Below are the records; copy each line in them that holds the word "现货黄金".

* begin Data shown *

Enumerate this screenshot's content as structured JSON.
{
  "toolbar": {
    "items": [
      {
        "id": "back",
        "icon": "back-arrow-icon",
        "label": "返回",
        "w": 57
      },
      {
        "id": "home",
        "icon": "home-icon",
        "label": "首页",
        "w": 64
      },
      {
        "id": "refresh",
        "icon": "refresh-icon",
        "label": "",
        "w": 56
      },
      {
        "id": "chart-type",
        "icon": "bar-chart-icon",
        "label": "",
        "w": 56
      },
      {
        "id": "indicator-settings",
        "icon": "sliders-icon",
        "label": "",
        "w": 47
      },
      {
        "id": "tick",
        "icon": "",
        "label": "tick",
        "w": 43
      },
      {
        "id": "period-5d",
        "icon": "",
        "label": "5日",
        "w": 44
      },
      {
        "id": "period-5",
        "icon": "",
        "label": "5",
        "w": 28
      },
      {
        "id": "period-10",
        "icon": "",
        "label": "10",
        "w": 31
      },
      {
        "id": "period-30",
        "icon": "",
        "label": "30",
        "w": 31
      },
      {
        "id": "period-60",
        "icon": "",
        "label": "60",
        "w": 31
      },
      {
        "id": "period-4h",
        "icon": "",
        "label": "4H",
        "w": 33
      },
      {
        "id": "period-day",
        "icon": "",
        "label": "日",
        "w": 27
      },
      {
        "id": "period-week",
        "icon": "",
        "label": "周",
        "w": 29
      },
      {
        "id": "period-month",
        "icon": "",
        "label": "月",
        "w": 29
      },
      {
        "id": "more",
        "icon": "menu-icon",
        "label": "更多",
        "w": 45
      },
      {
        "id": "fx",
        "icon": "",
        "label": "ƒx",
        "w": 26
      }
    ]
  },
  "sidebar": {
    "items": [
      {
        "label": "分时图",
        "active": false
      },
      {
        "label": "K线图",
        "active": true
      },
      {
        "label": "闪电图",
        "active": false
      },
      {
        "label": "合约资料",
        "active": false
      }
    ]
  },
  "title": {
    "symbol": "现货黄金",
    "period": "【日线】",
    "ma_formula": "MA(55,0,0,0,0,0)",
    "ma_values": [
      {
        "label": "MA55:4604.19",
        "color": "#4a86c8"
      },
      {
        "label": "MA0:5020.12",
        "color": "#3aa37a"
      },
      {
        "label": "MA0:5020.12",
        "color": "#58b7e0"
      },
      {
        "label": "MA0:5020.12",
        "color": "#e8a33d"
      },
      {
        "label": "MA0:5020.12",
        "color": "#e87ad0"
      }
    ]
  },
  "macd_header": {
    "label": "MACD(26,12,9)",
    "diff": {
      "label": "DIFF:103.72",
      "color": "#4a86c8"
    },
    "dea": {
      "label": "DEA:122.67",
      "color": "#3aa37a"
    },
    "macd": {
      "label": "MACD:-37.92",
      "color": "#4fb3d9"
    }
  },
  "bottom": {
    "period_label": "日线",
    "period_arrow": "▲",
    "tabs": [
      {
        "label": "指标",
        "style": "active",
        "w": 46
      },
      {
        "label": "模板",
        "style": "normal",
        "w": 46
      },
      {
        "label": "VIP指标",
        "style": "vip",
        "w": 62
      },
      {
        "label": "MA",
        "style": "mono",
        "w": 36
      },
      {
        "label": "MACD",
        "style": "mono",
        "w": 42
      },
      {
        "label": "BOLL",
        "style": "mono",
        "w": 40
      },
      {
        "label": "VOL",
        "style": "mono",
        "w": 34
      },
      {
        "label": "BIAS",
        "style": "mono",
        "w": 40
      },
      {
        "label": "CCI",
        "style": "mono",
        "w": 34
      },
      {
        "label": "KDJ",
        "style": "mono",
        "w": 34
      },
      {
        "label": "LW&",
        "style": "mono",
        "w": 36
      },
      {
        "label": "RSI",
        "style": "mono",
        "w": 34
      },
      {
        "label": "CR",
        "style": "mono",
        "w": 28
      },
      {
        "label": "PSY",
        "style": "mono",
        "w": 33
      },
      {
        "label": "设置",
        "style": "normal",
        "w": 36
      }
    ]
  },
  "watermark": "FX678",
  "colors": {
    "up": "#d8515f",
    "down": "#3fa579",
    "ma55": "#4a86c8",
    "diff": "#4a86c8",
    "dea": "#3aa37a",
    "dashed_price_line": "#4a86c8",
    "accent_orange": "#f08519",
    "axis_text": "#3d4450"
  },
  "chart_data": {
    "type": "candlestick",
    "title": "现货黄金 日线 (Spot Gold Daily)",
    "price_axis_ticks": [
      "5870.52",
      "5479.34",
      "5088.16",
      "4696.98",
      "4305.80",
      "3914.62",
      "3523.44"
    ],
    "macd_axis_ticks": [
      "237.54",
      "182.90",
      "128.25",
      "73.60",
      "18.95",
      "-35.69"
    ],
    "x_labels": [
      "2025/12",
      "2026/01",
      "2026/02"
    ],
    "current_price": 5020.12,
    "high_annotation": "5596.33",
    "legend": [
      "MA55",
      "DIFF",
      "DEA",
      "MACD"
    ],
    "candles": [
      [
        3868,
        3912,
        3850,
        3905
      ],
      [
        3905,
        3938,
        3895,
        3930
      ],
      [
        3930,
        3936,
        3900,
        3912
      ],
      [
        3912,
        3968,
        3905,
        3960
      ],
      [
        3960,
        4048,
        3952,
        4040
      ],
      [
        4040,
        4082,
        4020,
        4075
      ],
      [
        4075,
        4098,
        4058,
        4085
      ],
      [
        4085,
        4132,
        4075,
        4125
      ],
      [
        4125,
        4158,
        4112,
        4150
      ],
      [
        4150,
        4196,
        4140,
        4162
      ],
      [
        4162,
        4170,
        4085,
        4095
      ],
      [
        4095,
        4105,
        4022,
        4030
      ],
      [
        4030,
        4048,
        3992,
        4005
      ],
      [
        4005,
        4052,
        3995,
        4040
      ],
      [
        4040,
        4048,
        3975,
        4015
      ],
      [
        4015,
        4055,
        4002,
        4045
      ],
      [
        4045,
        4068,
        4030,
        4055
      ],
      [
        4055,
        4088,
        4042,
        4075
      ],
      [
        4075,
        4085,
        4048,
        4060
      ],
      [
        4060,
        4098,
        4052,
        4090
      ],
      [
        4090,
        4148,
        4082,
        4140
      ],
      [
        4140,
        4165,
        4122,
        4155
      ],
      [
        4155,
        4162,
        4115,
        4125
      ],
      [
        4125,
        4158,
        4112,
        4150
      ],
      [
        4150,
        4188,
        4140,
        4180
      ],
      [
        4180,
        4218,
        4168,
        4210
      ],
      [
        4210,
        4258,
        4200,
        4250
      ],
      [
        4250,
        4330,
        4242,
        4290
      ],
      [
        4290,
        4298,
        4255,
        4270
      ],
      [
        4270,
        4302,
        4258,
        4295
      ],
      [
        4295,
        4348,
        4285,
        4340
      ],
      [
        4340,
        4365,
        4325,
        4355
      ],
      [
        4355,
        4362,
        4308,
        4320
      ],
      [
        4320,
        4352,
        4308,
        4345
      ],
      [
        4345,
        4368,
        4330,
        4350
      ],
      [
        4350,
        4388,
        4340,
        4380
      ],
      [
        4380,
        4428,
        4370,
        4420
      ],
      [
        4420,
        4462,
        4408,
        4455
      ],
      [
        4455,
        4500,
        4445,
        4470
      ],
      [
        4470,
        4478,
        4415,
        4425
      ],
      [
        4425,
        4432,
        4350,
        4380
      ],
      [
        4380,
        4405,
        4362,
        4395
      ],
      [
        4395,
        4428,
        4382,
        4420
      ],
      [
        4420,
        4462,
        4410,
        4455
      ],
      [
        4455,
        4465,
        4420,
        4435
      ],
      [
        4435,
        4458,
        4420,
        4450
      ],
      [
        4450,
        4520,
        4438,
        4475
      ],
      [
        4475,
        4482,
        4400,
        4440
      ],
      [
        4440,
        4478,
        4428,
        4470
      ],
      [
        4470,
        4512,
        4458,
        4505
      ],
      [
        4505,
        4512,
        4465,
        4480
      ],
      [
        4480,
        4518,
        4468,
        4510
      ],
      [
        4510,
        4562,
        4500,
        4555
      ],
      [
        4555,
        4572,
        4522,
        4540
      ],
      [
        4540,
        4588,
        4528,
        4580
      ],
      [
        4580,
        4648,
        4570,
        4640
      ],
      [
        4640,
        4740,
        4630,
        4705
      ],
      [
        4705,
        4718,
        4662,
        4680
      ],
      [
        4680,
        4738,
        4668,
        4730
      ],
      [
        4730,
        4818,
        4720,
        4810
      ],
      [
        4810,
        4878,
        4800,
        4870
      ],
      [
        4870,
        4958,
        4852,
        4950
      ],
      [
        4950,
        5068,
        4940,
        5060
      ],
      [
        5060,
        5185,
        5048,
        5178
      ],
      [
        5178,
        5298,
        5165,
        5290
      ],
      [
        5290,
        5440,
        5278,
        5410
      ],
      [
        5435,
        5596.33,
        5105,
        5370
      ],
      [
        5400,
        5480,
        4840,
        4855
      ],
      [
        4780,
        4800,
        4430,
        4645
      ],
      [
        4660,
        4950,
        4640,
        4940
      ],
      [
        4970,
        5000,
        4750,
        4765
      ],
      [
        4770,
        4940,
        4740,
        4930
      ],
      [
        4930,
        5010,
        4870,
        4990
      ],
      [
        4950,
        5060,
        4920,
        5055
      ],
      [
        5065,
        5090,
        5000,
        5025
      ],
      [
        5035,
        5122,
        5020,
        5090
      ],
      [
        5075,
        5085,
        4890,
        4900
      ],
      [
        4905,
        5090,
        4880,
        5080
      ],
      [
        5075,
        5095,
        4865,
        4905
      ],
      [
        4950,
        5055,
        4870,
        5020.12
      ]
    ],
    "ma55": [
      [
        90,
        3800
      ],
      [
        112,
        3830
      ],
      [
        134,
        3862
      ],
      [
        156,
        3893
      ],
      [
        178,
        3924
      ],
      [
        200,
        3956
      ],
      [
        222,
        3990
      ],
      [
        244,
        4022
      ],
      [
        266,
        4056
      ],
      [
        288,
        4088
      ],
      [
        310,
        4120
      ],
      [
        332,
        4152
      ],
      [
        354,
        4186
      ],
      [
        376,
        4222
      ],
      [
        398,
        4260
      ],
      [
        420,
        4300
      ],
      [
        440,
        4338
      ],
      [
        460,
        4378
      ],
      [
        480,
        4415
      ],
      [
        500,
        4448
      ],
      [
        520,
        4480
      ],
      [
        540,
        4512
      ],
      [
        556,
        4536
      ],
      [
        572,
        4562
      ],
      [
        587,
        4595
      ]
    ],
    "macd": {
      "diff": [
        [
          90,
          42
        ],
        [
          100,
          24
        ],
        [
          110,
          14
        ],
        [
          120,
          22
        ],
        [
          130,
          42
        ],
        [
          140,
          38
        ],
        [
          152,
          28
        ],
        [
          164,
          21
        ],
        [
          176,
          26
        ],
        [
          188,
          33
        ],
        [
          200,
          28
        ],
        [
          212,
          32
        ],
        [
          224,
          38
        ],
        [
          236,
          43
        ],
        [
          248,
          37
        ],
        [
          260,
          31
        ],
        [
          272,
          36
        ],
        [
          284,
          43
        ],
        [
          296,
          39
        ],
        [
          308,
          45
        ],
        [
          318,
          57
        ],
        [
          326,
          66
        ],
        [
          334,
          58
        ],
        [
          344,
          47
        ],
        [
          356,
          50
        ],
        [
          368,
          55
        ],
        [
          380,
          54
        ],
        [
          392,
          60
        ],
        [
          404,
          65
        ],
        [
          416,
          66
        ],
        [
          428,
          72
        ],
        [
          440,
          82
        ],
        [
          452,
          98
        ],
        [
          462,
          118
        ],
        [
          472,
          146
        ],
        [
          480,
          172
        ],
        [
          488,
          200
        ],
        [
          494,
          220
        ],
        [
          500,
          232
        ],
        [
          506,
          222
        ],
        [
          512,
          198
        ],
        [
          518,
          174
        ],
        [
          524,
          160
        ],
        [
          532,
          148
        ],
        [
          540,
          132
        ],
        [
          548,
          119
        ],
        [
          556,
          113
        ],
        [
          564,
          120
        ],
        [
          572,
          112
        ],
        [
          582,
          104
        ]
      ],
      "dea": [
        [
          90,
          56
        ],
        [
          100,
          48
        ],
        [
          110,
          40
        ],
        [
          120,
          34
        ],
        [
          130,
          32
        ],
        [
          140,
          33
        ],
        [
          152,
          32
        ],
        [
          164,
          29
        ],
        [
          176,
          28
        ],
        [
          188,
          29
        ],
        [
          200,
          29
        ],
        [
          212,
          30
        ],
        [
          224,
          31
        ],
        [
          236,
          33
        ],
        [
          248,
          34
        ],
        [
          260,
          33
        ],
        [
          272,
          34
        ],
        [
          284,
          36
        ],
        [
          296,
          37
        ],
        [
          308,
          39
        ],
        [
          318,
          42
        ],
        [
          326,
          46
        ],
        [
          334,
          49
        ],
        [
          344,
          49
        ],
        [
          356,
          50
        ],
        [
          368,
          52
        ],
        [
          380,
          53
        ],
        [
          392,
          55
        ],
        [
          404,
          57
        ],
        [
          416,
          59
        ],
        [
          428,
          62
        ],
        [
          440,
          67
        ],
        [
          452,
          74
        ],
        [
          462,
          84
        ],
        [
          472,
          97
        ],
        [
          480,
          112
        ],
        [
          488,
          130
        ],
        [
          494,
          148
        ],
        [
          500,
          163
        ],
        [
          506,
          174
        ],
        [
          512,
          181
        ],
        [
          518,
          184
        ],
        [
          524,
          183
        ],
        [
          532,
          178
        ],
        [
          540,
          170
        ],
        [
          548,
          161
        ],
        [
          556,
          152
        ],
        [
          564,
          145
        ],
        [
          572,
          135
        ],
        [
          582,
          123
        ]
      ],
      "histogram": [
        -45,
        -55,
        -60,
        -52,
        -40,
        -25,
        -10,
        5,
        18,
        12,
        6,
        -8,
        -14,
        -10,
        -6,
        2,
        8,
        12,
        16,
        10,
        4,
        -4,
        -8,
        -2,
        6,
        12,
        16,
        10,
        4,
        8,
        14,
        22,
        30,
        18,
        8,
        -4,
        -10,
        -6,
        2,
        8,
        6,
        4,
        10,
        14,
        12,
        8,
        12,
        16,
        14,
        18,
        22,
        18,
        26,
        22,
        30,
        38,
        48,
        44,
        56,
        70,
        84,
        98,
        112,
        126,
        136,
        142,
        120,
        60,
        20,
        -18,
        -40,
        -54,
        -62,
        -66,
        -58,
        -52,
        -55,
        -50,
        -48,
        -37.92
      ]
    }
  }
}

* end Data shown *

Answer to this exercise:
    "symbol": "现货黄金",
    "title": "现货黄金 日线 (Spot Gold Daily)",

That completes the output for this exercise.